Reproduce the listing below verbatim, line by line, from beginning to end.

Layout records
┌──

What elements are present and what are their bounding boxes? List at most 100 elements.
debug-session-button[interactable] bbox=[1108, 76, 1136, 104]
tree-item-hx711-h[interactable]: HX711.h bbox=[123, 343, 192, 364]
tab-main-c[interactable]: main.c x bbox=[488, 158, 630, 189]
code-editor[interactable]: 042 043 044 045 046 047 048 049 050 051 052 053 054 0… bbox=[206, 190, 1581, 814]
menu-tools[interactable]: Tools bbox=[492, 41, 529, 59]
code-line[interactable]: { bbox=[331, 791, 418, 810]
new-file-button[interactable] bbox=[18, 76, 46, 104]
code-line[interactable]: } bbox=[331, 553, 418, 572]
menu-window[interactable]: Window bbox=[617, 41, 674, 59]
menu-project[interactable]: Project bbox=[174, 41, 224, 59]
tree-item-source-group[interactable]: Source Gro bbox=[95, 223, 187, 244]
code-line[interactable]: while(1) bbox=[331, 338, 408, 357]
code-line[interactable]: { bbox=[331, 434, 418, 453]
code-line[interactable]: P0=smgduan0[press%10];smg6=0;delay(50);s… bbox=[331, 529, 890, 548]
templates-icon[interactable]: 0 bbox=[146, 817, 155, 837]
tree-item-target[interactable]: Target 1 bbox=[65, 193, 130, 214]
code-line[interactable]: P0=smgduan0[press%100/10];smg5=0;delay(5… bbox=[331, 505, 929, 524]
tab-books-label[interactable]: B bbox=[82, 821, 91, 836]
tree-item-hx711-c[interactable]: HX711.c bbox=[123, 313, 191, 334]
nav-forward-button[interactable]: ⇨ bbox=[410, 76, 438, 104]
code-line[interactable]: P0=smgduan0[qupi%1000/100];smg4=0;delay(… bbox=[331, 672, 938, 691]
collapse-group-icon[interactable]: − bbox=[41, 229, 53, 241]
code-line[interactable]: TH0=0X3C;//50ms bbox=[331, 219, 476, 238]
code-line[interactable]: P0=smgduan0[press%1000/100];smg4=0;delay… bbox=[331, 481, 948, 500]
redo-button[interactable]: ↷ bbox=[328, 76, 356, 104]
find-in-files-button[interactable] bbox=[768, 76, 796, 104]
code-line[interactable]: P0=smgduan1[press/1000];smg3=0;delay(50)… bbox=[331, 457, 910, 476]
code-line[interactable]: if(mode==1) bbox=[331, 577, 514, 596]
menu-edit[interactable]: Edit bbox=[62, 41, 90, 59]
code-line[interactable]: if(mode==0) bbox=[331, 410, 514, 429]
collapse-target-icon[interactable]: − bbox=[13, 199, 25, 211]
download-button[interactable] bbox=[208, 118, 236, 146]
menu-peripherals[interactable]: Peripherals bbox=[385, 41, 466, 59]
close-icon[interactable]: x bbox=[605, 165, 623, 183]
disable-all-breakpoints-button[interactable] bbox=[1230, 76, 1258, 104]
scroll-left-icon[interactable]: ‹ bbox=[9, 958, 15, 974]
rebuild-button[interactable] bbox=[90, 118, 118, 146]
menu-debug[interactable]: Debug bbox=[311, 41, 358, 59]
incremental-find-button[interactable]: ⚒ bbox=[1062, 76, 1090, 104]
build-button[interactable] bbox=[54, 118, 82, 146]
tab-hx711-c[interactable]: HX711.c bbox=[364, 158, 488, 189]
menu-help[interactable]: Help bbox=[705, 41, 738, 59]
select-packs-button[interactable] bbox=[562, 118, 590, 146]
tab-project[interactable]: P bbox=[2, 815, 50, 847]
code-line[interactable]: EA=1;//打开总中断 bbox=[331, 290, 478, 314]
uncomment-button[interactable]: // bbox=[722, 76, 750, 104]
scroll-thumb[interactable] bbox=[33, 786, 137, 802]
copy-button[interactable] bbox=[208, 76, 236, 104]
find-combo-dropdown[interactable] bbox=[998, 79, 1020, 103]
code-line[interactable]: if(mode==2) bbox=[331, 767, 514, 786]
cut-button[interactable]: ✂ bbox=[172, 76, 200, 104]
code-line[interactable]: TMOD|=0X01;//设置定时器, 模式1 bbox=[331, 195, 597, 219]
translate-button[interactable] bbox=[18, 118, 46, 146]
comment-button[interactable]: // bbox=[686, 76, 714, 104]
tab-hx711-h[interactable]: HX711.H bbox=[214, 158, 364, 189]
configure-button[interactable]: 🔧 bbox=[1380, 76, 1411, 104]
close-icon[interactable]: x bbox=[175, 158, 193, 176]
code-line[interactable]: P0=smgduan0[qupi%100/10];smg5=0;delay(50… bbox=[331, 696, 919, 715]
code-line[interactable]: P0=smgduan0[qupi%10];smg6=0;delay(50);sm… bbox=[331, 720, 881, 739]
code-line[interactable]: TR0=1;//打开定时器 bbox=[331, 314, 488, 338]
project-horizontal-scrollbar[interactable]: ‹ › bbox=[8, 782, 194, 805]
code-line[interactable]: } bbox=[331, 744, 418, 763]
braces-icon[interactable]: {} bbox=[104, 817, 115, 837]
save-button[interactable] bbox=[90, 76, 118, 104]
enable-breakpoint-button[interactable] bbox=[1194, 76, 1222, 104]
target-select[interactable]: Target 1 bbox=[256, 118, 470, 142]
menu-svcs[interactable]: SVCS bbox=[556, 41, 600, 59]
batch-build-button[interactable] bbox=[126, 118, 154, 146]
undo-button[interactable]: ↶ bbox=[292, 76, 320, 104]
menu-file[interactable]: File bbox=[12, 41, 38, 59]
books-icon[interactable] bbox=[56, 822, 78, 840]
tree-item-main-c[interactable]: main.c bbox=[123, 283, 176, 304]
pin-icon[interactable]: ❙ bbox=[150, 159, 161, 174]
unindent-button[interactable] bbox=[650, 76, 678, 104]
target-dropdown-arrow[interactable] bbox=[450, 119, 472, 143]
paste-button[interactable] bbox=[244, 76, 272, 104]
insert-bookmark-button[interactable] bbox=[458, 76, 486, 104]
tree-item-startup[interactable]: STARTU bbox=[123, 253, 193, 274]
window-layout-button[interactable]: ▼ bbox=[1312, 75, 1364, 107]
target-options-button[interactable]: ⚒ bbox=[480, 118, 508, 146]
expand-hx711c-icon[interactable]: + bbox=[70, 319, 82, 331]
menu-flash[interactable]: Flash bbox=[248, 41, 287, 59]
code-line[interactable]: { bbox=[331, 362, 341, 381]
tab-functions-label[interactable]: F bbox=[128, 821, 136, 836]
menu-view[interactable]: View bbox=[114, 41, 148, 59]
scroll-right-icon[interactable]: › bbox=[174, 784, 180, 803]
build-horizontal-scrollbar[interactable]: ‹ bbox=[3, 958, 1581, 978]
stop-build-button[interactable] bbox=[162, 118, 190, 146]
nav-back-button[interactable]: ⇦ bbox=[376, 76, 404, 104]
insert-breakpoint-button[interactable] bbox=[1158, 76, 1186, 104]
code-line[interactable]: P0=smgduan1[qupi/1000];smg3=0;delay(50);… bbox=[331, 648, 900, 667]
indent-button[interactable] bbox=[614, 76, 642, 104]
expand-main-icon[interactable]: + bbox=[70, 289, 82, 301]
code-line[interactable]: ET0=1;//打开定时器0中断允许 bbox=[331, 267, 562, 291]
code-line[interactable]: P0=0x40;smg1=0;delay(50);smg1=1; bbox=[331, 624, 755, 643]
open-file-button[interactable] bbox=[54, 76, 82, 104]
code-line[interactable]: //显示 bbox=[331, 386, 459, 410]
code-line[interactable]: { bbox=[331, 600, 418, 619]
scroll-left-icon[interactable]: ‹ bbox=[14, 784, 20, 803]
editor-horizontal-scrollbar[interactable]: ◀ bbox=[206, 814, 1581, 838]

└──

» **RESULT**
What elements are present and what are their bounding boxes? List at most 100 elements.
debug-session-button[interactable] bbox=[1108, 76, 1136, 104]
tree-item-hx711-h[interactable]: HX711.h bbox=[123, 343, 192, 364]
tab-main-c[interactable]: main.c x bbox=[488, 158, 630, 189]
code-editor[interactable]: 042 043 044 045 046 047 048 049 050 051 052 053 054 0… bbox=[206, 190, 1581, 814]
menu-tools[interactable]: Tools bbox=[492, 41, 529, 59]
code-line[interactable]: { bbox=[331, 791, 418, 810]
new-file-button[interactable] bbox=[18, 76, 46, 104]
code-line[interactable]: } bbox=[331, 553, 418, 572]
menu-window[interactable]: Window bbox=[617, 41, 674, 59]
menu-project[interactable]: Project bbox=[174, 41, 224, 59]
tree-item-source-group[interactable]: Source Gro bbox=[95, 223, 187, 244]
code-line[interactable]: while(1) bbox=[331, 338, 408, 357]
code-line[interactable]: { bbox=[331, 434, 418, 453]
code-line[interactable]: P0=smgduan0[press%10];smg6=0;delay(50);s… bbox=[331, 529, 890, 548]
templates-icon[interactable]: 0 bbox=[146, 817, 155, 837]
tree-item-target[interactable]: Target 1 bbox=[65, 193, 130, 214]
code-line[interactable]: P0=smgduan0[press%100/10];smg5=0;delay(5… bbox=[331, 505, 929, 524]
tab-books-label[interactable]: B bbox=[82, 821, 91, 836]
tree-item-hx711-c[interactable]: HX711.c bbox=[123, 313, 191, 334]
nav-forward-button[interactable]: ⇨ bbox=[410, 76, 438, 104]
code-line[interactable]: P0=smgduan0[qupi%1000/100];smg4=0;delay(… bbox=[331, 672, 938, 691]
collapse-group-icon[interactable]: − bbox=[41, 229, 53, 241]
code-line[interactable]: TH0=0X3C;//50ms bbox=[331, 219, 476, 238]
code-line[interactable]: P0=smgduan0[press%1000/100];smg4=0;delay… bbox=[331, 481, 948, 500]
redo-button[interactable]: ↷ bbox=[328, 76, 356, 104]
find-in-files-button[interactable] bbox=[768, 76, 796, 104]
code-line[interactable]: P0=smgduan1[press/1000];smg3=0;delay(50)… bbox=[331, 457, 910, 476]
code-line[interactable]: if(mode==1) bbox=[331, 577, 514, 596]
menu-edit[interactable]: Edit bbox=[62, 41, 90, 59]
code-line[interactable]: if(mode==0) bbox=[331, 410, 514, 429]
collapse-target-icon[interactable]: − bbox=[13, 199, 25, 211]
download-button[interactable] bbox=[208, 118, 236, 146]
menu-peripherals[interactable]: Peripherals bbox=[385, 41, 466, 59]
close-icon[interactable]: x bbox=[605, 165, 623, 183]
disable-all-breakpoints-button[interactable] bbox=[1230, 76, 1258, 104]
scroll-left-icon[interactable]: ‹ bbox=[9, 958, 15, 974]
rebuild-button[interactable] bbox=[90, 118, 118, 146]
menu-debug[interactable]: Debug bbox=[311, 41, 358, 59]
incremental-find-button[interactable]: ⚒ bbox=[1062, 76, 1090, 104]
build-button[interactable] bbox=[54, 118, 82, 146]
tab-hx711-c[interactable]: HX711.c bbox=[364, 158, 488, 189]
menu-help[interactable]: Help bbox=[705, 41, 738, 59]
select-packs-button[interactable] bbox=[562, 118, 590, 146]
tab-project[interactable]: P bbox=[2, 815, 50, 847]
code-line[interactable]: EA=1;//打开总中断 bbox=[331, 290, 478, 314]
uncomment-button[interactable]: // bbox=[722, 76, 750, 104]
scroll-thumb[interactable] bbox=[33, 786, 137, 802]
copy-button[interactable] bbox=[208, 76, 236, 104]
find-combo-dropdown[interactable] bbox=[998, 79, 1020, 103]
code-line[interactable]: if(mode==2) bbox=[331, 767, 514, 786]
cut-button[interactable]: ✂ bbox=[172, 76, 200, 104]
code-line[interactable]: TMOD|=0X01;//设置定时器, 模式1 bbox=[331, 195, 597, 219]
translate-button[interactable] bbox=[18, 118, 46, 146]
comment-button[interactable]: // bbox=[686, 76, 714, 104]
tab-hx711-h[interactable]: HX711.H bbox=[214, 158, 364, 189]
configure-button[interactable]: 🔧 bbox=[1380, 76, 1411, 104]
close-icon[interactable]: x bbox=[175, 158, 193, 176]
code-line[interactable]: P0=smgduan0[qupi%100/10];smg5=0;delay(50… bbox=[331, 696, 919, 715]
code-line[interactable]: P0=smgduan0[qupi%10];smg6=0;delay(50);sm… bbox=[331, 720, 881, 739]
code-line[interactable]: TR0=1;//打开定时器 bbox=[331, 314, 488, 338]
project-horizontal-scrollbar[interactable]: ‹ › bbox=[8, 782, 194, 805]
code-line[interactable]: } bbox=[331, 744, 418, 763]
braces-icon[interactable]: {} bbox=[104, 817, 115, 837]
save-button[interactable] bbox=[90, 76, 118, 104]
enable-breakpoint-button[interactable] bbox=[1194, 76, 1222, 104]
target-select[interactable]: Target 1 bbox=[256, 118, 470, 142]
menu-svcs[interactable]: SVCS bbox=[556, 41, 600, 59]
batch-build-button[interactable] bbox=[126, 118, 154, 146]
undo-button[interactable]: ↶ bbox=[292, 76, 320, 104]
menu-file[interactable]: File bbox=[12, 41, 38, 59]
books-icon[interactable] bbox=[56, 822, 78, 840]
tree-item-main-c[interactable]: main.c bbox=[123, 283, 176, 304]
pin-icon[interactable]: ❙ bbox=[150, 159, 161, 174]
unindent-button[interactable] bbox=[650, 76, 678, 104]
target-dropdown-arrow[interactable] bbox=[450, 119, 472, 143]
paste-button[interactable] bbox=[244, 76, 272, 104]
insert-bookmark-button[interactable] bbox=[458, 76, 486, 104]
tree-item-startup[interactable]: STARTU bbox=[123, 253, 193, 274]
window-layout-button[interactable]: ▼ bbox=[1312, 75, 1364, 107]
target-options-button[interactable]: ⚒ bbox=[480, 118, 508, 146]
expand-hx711c-icon[interactable]: + bbox=[70, 319, 82, 331]
menu-flash[interactable]: Flash bbox=[248, 41, 287, 59]
code-line[interactable]: { bbox=[331, 362, 341, 381]
tab-functions-label[interactable]: F bbox=[128, 821, 136, 836]
menu-view[interactable]: View bbox=[114, 41, 148, 59]
scroll-right-icon[interactable]: › bbox=[174, 784, 180, 803]
build-horizontal-scrollbar[interactable]: ‹ bbox=[3, 958, 1581, 978]
stop-build-button[interactable] bbox=[162, 118, 190, 146]
nav-back-button[interactable]: ⇦ bbox=[376, 76, 404, 104]
insert-breakpoint-button[interactable] bbox=[1158, 76, 1186, 104]
code-line[interactable]: P0=smgduan1[qupi/1000];smg3=0;delay(50);… bbox=[331, 648, 900, 667]
indent-button[interactable] bbox=[614, 76, 642, 104]
expand-main-icon[interactable]: + bbox=[70, 289, 82, 301]
code-line[interactable]: ET0=1;//打开定时器0中断允许 bbox=[331, 267, 562, 291]
code-line[interactable]: P0=0x40;smg1=0;delay(50);smg1=1; bbox=[331, 624, 755, 643]
open-file-button[interactable] bbox=[54, 76, 82, 104]
code-line[interactable]: //显示 bbox=[331, 386, 459, 410]
code-line[interactable]: { bbox=[331, 600, 418, 619]
scroll-left-icon[interactable]: ‹ bbox=[14, 784, 20, 803]
editor-horizontal-scrollbar[interactable]: ◀ bbox=[206, 814, 1581, 838]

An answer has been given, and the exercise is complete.